*What you should do*. Pull every line containing "both" from the entries.

* start Records for the exercise *

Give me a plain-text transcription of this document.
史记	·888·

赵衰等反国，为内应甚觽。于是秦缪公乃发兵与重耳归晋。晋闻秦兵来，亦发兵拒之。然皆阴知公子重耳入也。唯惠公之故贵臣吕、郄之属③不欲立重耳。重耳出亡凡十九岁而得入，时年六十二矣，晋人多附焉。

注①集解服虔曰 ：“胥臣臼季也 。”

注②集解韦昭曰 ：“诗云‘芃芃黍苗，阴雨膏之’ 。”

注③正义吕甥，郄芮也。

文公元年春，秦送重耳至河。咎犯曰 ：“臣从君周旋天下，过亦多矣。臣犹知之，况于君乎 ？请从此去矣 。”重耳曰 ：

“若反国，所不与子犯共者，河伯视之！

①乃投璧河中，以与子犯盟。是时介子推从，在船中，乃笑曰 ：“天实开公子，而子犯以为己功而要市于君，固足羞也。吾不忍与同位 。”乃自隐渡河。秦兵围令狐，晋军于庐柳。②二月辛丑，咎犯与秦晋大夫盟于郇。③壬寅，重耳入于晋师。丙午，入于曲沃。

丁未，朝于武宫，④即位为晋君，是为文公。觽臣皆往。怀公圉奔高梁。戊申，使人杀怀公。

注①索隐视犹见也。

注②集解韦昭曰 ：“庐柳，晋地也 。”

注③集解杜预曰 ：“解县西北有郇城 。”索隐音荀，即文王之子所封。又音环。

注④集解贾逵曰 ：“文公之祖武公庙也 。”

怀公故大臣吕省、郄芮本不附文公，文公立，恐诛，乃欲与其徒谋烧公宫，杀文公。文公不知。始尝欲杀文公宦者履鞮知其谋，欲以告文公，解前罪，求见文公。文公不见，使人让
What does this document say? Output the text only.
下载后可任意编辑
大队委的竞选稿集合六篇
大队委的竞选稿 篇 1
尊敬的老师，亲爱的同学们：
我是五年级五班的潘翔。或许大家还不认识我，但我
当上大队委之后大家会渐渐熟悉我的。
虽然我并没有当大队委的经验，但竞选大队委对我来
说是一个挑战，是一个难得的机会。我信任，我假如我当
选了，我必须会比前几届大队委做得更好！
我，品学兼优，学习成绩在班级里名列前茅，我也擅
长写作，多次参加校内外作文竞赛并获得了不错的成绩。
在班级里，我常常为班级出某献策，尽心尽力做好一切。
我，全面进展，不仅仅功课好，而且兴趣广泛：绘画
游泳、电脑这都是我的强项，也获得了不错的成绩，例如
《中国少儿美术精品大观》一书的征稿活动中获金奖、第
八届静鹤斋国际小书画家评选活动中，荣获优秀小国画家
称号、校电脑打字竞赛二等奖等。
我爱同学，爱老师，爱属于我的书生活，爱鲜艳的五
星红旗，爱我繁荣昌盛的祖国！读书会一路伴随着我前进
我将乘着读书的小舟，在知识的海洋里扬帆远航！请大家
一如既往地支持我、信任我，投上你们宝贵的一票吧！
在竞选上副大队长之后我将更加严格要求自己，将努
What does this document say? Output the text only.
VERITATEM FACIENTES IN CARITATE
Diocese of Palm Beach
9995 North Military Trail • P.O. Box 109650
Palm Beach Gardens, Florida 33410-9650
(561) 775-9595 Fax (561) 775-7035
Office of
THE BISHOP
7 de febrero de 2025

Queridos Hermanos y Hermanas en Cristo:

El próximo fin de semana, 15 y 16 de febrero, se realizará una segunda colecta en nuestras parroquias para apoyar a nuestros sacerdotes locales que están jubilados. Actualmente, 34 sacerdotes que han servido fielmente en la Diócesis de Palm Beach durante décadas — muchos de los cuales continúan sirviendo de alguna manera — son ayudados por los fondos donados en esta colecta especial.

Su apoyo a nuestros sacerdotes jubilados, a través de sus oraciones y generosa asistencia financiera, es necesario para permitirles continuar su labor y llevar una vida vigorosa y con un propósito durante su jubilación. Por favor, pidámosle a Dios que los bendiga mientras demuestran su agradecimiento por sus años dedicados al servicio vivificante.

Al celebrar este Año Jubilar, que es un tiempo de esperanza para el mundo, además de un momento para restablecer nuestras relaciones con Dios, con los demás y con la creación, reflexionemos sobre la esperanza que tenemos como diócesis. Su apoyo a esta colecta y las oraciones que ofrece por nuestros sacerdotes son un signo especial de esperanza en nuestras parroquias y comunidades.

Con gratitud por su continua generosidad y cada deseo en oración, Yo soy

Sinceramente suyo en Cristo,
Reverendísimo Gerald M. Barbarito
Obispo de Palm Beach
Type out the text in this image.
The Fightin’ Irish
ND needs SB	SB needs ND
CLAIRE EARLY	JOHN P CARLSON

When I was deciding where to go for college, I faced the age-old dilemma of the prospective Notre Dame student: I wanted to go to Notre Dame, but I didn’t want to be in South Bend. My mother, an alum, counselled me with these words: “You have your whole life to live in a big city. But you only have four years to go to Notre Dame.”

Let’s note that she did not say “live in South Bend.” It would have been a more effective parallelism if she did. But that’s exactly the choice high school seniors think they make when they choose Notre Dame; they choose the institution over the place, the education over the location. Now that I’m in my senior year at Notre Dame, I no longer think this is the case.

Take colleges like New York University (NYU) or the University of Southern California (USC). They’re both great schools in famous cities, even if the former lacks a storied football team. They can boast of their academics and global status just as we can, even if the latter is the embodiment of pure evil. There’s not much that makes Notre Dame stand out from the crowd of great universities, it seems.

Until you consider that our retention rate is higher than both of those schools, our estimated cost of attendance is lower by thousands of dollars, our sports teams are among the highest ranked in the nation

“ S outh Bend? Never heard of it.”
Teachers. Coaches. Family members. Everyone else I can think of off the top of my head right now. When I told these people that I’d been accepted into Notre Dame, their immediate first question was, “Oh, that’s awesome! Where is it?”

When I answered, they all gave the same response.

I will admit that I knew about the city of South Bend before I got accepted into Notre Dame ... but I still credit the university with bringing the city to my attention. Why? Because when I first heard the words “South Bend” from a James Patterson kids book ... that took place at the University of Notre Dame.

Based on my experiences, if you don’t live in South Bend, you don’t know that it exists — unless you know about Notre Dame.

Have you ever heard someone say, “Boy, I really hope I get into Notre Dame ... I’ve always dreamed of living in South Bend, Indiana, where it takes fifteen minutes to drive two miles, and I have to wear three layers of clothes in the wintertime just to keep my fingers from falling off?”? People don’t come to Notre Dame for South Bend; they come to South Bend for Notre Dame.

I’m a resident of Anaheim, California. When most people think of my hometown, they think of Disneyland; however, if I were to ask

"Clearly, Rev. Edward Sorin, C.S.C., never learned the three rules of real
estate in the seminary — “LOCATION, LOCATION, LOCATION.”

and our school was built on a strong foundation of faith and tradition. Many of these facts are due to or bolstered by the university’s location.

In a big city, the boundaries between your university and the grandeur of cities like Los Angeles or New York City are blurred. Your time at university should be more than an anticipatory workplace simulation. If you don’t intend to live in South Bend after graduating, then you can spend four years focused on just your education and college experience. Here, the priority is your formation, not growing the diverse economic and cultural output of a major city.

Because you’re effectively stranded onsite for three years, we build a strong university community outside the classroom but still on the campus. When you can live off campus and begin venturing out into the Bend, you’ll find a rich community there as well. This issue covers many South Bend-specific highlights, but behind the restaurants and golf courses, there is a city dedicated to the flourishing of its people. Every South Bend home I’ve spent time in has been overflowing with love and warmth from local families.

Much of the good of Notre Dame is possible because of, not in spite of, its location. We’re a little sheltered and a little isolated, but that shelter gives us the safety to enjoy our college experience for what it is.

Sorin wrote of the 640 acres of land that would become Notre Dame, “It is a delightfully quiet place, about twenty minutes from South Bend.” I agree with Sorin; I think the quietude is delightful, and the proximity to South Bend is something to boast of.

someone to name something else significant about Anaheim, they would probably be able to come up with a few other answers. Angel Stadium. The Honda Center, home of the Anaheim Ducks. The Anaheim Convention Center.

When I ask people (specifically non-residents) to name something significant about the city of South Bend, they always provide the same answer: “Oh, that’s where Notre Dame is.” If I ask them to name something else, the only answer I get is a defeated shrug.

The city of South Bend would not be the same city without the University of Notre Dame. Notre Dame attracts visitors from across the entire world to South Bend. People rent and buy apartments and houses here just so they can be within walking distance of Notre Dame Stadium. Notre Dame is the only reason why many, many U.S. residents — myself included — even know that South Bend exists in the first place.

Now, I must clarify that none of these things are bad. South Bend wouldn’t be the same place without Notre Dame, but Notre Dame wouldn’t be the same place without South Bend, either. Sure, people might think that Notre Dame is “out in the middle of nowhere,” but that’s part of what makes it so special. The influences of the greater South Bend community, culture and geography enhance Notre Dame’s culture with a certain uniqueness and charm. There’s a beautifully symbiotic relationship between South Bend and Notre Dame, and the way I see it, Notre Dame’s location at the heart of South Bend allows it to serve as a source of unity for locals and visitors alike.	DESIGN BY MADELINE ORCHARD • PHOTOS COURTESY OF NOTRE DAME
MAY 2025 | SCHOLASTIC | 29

* end Records for the exercise *

*Exercise output*.
Take colleges like New York University (NYU) or the University of Southern California (USC). They’re both great schools in famous cities, even if the former lacks a storied football team. They can boast of their academics and global status just as we can, even if the latter is the embodiment of pure evil. There’s not much that makes Notre Dame stand out from the crowd of great universities, it seems.
Until you consider that our retention rate is higher than both of those schools, our estimated cost of attendance is lower by thousands of dollars, our sports teams are among the highest ranked in the nation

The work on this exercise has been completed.